- _WHAT IS BEING ASKED_: Keep only the lines where "ffffff" appears.
Start STORED ROWS
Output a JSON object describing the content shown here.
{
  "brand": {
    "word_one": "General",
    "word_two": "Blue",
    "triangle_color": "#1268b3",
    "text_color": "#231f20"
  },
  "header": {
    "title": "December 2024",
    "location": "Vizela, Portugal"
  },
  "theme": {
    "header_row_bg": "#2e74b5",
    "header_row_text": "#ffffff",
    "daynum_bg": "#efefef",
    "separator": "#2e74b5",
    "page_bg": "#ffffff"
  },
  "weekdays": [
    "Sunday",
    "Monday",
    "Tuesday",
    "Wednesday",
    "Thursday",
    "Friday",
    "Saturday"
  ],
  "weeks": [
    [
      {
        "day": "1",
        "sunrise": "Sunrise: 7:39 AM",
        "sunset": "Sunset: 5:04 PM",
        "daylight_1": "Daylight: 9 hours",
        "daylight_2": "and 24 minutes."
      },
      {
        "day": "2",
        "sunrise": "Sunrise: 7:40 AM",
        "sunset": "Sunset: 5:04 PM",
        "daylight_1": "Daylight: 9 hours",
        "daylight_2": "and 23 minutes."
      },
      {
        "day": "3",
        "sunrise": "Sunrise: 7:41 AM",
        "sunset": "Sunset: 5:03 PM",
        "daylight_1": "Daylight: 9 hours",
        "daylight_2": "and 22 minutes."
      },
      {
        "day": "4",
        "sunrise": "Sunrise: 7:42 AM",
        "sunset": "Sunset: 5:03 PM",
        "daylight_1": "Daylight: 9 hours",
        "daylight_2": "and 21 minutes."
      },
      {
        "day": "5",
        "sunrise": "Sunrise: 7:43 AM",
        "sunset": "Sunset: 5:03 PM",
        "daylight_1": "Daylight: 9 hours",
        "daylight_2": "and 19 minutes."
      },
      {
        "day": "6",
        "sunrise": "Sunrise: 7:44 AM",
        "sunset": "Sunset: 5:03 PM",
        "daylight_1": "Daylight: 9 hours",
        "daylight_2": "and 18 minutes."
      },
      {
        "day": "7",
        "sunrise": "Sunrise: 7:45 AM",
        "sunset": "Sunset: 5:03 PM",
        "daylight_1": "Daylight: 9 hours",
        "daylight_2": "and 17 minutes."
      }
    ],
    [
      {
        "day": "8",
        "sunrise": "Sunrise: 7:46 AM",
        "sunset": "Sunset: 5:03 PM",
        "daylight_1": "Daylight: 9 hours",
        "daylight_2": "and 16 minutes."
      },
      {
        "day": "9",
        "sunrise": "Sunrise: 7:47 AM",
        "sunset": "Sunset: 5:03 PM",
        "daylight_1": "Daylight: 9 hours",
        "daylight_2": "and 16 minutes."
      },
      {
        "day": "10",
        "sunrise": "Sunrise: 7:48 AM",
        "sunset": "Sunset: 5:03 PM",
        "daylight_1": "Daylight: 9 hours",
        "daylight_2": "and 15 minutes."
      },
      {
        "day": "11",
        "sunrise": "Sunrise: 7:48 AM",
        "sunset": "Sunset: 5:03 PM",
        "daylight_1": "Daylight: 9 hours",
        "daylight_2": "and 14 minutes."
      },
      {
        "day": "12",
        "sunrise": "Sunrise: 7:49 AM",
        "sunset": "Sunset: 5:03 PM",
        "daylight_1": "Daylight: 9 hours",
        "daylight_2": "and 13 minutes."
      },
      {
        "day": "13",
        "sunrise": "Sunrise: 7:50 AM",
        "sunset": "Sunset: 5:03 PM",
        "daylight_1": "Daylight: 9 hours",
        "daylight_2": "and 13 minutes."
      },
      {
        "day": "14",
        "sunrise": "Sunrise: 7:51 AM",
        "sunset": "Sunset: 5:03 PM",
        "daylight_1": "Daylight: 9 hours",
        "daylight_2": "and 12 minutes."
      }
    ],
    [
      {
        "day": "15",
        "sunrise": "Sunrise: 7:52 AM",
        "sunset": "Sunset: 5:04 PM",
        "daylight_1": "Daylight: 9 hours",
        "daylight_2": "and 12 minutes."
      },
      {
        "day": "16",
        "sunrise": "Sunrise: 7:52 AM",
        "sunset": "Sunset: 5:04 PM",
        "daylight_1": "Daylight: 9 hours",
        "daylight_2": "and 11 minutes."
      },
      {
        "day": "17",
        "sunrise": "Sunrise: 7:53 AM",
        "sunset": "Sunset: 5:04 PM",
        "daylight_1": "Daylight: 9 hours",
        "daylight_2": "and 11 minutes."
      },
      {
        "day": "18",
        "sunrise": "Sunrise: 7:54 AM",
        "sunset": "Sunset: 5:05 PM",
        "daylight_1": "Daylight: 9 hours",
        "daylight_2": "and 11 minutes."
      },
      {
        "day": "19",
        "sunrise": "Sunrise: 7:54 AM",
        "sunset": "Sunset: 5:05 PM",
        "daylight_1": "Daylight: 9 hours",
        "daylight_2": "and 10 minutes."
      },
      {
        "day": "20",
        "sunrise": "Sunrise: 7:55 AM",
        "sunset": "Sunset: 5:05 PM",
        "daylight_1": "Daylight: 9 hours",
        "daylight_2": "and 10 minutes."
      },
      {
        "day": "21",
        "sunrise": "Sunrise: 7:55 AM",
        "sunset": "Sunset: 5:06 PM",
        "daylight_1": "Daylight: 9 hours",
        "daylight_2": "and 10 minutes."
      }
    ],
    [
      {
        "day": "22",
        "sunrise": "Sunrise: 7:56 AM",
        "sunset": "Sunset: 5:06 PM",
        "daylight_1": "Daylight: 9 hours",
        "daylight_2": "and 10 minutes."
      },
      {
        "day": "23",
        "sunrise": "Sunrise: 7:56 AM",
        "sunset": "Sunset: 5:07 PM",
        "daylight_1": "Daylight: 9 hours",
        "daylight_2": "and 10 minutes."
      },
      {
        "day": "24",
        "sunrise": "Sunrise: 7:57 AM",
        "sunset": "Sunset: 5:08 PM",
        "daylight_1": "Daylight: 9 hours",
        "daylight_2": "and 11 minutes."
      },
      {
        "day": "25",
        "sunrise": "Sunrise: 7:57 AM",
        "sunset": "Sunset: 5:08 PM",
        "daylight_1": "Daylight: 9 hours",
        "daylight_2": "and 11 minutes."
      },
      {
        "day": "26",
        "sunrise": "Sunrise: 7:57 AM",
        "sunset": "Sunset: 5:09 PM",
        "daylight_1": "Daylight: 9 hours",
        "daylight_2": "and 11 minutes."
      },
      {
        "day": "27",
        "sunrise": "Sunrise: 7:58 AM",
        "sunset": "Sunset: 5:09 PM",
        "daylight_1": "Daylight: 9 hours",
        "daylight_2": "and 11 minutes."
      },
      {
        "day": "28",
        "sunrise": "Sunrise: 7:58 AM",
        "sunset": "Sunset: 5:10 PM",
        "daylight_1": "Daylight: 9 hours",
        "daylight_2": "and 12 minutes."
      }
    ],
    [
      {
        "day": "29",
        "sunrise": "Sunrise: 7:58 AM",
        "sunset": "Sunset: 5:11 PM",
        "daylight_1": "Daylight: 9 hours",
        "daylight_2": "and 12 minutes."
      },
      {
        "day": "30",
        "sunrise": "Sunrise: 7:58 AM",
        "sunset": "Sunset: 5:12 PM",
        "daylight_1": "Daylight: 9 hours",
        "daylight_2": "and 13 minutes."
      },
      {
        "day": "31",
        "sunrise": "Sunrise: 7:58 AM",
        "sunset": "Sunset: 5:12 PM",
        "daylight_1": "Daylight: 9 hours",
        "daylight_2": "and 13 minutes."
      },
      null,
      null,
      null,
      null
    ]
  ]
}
End STORED ROWS
- _FINISHED TASK_:
    "header_row_text": "#ffffff",
    "page_bg": "#ffffff"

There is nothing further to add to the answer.